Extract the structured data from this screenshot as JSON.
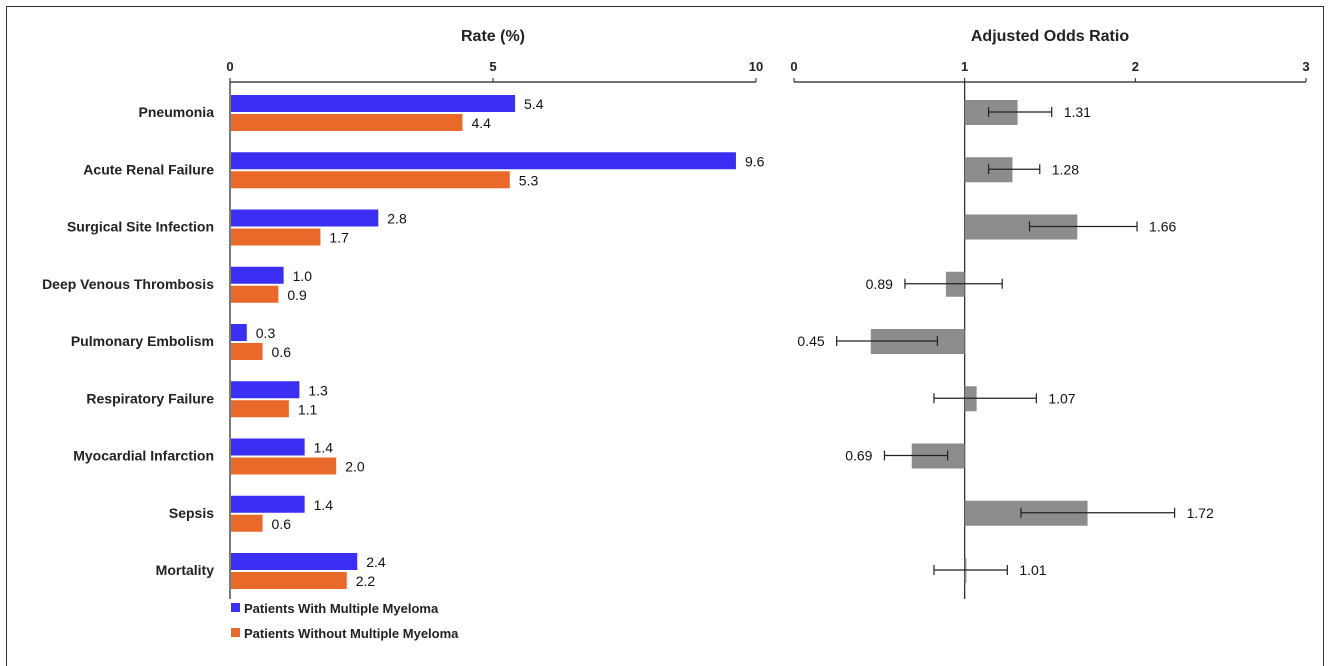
{
  "chart_data": [
    {
      "type": "bar",
      "orientation": "horizontal",
      "title": "Rate (%)",
      "xlim": [
        0,
        10
      ],
      "ticks": [
        "0",
        "5",
        "10"
      ],
      "categories": [
        "Pneumonia",
        "Acute Renal Failure",
        "Surgical Site Infection",
        "Deep Venous Thrombosis",
        "Pulmonary Embolism",
        "Respiratory Failure",
        "Myocardial Infarction",
        "Sepsis",
        "Mortality"
      ],
      "series": [
        {
          "name": "Patients With Multiple Myeloma",
          "color": "#3a2ff2",
          "values": [
            5.4,
            9.6,
            2.8,
            1.0,
            0.3,
            1.3,
            1.4,
            1.4,
            2.4
          ],
          "labels": [
            "5.4",
            "9.6",
            "2.8",
            "1.0",
            "0.3",
            "1.3",
            "1.4",
            "1.4",
            "2.4"
          ]
        },
        {
          "name": "Patients Without Multiple Myeloma",
          "color": "#e8692a",
          "values": [
            4.4,
            5.3,
            1.7,
            0.9,
            0.6,
            1.1,
            2.0,
            0.6,
            2.2
          ],
          "labels": [
            "4.4",
            "5.3",
            "1.7",
            "0.9",
            "0.6",
            "1.1",
            "2.0",
            "0.6",
            "2.2"
          ]
        }
      ],
      "legend": "bottom-left",
      "grid": false
    },
    {
      "type": "bar",
      "orientation": "horizontal",
      "title": "Adjusted Odds Ratio",
      "xlim": [
        0,
        3
      ],
      "reference": 1,
      "ticks": [
        "0",
        "1",
        "2",
        "3"
      ],
      "bar_color": "#8c8c8c",
      "values": [
        1.31,
        1.28,
        1.66,
        0.89,
        0.45,
        1.07,
        0.69,
        1.72,
        1.01
      ],
      "labels": [
        "1.31",
        "1.28",
        "1.66",
        "0.89",
        "0.45",
        "1.07",
        "0.69",
        "1.72",
        "1.01"
      ],
      "ci_low": [
        1.14,
        1.14,
        1.38,
        0.65,
        0.25,
        0.82,
        0.53,
        1.33,
        0.82
      ],
      "ci_high": [
        1.51,
        1.44,
        2.01,
        1.22,
        0.84,
        1.42,
        0.9,
        2.23,
        1.25
      ],
      "grid": false
    }
  ]
}
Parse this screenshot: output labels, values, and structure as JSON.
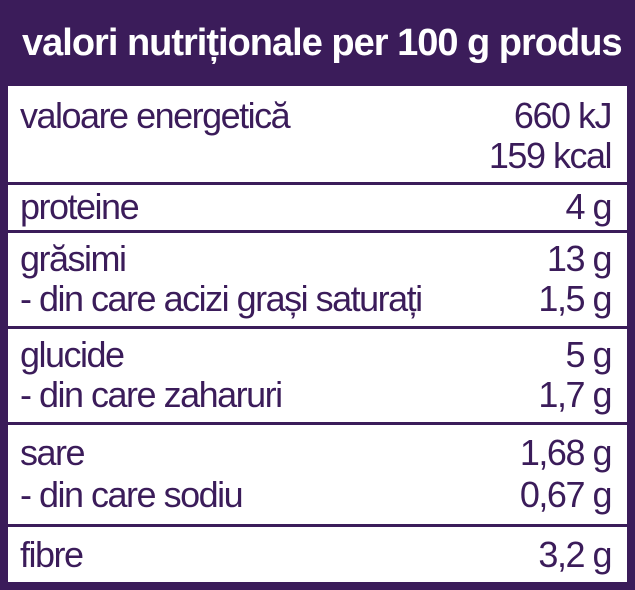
{
  "header": {
    "title": "valori nutriționale per 100 g produs"
  },
  "rows": {
    "energy": {
      "label": "valoare energetică",
      "kj": "660 kJ",
      "kcal": "159 kcal"
    },
    "protein": {
      "label": "proteine",
      "value": "4 g"
    },
    "fat": {
      "label": "grăsimi",
      "value": "13 g"
    },
    "saturated": {
      "label": "- din care acizi grași saturați",
      "value": "1,5 g"
    },
    "carbs": {
      "label": "glucide",
      "value": "5 g"
    },
    "sugars": {
      "label": "- din care zaharuri",
      "value": "1,7 g"
    },
    "salt": {
      "label": "sare",
      "value": "1,68 g"
    },
    "sodium": {
      "label": "- din care sodiu",
      "value": "0,67 g"
    },
    "fibre": {
      "label": "fibre",
      "value": "3,2 g"
    }
  },
  "colors": {
    "accent": "#3b1c5a",
    "background": "#ffffff"
  }
}
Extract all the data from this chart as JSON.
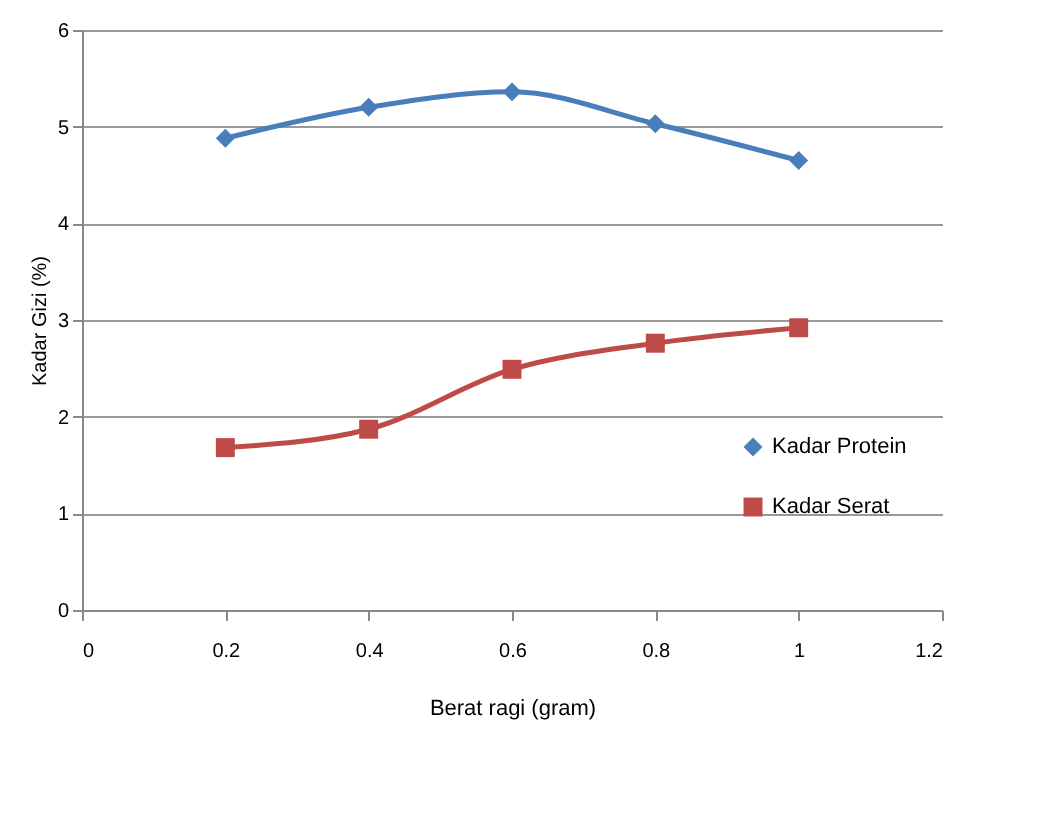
════════
The answer must restate each entry word for word and contain no images.

Response area:
Extract the structured data from this screenshot as JSON.
{
  "chart_data": [
    {
      "type": "bar",
      "orientation": "horizontal",
      "title": "Rate (%)",
      "xlim": [
        0,
        10
      ],
      "ticks": [
        "0",
        "5",
        "10"
      ],
      "categories": [
        "Pneumonia",
        "Acute Renal Failure",
        "Surgical Site Infection",
        "Deep Venous Thrombosis",
        "Pulmonary Embolism",
        "Respiratory Failure",
        "Myocardial Infarction",
        "Sepsis",
        "Mortality"
      ],
      "series": [
        {
          "name": "Patients With Multiple Myeloma",
          "color": "#3a2ff2",
          "values": [
            5.4,
            9.6,
            2.8,
            1.0,
            0.3,
            1.3,
            1.4,
            1.4,
            2.4
          ],
          "labels": [
            "5.4",
            "9.6",
            "2.8",
            "1.0",
            "0.3",
            "1.3",
            "1.4",
            "1.4",
            "2.4"
          ]
        },
        {
          "name": "Patients Without Multiple Myeloma",
          "color": "#e8692a",
          "values": [
            4.4,
            5.3,
            1.7,
            0.9,
            0.6,
            1.1,
            2.0,
            0.6,
            2.2
          ],
          "labels": [
            "4.4",
            "5.3",
            "1.7",
            "0.9",
            "0.6",
            "1.1",
            "2.0",
            "0.6",
            "2.2"
          ]
        }
      ],
      "legend": "bottom-left",
      "grid": false
    },
    {
      "type": "bar",
      "orientation": "horizontal",
      "title": "Adjusted Odds Ratio",
      "xlim": [
        0,
        3
      ],
      "reference": 1,
      "ticks": [
        "0",
        "1",
        "2",
        "3"
      ],
      "bar_color": "#8c8c8c",
      "values": [
        1.31,
        1.28,
        1.66,
        0.89,
        0.45,
        1.07,
        0.69,
        1.72,
        1.01
      ],
      "labels": [
        "1.31",
        "1.28",
        "1.66",
        "0.89",
        "0.45",
        "1.07",
        "0.69",
        "1.72",
        "1.01"
      ],
      "ci_low": [
        1.14,
        1.14,
        1.38,
        0.65,
        0.25,
        0.82,
        0.53,
        1.33,
        0.82
      ],
      "ci_high": [
        1.51,
        1.44,
        2.01,
        1.22,
        0.84,
        1.42,
        0.9,
        2.23,
        1.25
      ],
      "grid": false
    }
  ]
}
Parse this screenshot: output labels, values, and structure as JSON.
{
  "header": {
    "title": "valori nutriționale per 100 g produs"
  },
  "rows": {
    "energy": {
      "label": "valoare energetică",
      "kj": "660 kJ",
      "kcal": "159 kcal"
    },
    "protein": {
      "label": "proteine",
      "value": "4 g"
    },
    "fat": {
      "label": "grăsimi",
      "value": "13 g"
    },
    "saturated": {
      "label": "- din care acizi grași saturați",
      "value": "1,5 g"
    },
    "carbs": {
      "label": "glucide",
      "value": "5 g"
    },
    "sugars": {
      "label": "- din care zaharuri",
      "value": "1,7 g"
    },
    "salt": {
      "label": "sare",
      "value": "1,68 g"
    },
    "sodium": {
      "label": "- din care sodiu",
      "value": "0,67 g"
    },
    "fibre": {
      "label": "fibre",
      "value": "3,2 g"
    }
  },
  "colors": {
    "accent": "#3b1c5a",
    "background": "#ffffff"
  }
}
Extract all the data from this chart as JSON.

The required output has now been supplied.